Previous Year CAT Questions for Arithmetic - Ratio, Proportion & Variation

1. CAT 2021 QA Slot 1 | Arithmetic - Ratio, Proportion & Variation

The amount Neeta and Geeta together earn in a day equals what Sita alone earns in 6 days. The amount Sita and Neeta together earn in a day equals what Geeta alone earns in 2 days. The ratio of the daily earnings of the one who earns the most to that of the one who earns the least is

A.
7 : 3
B.
3 : 2
C.
11 : 3
D.
11 : 7

2. CAT 2021 QA Slot 2 | Arithmetic - Ratio, Proportion & Variation

Anil, Bobby and Chintu jointly invest in a business and agree to share the overall profit in proportion to their investments. Anil’s share of investment is 70%. His share of profit decreases by ₹ 420 if the overall profit goes down from 18% to 15%. Chintu’s share of profit increases by ₹ 80 if the overall profit goes up from 15% to 17%. The amount, in INR, invested by Bobby is

A.
2000
B.
2400
C.
2200
D.

= = = =

**AIM OF THE EXERCISE**
According to the CAT practice excerpt above, what is Anil's share of the investment?

**DATASET SECTION**
= = = =

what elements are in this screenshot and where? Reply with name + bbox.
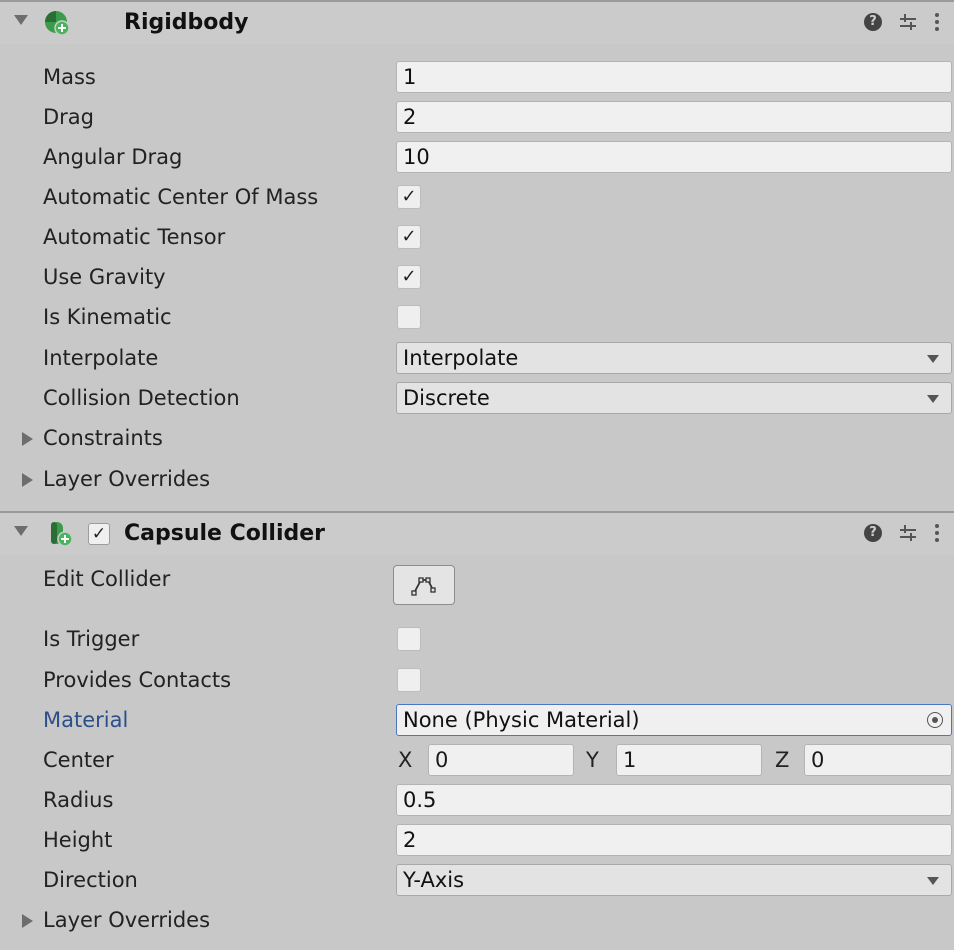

= = = =

**OUTPUT OF THE TASK**
70%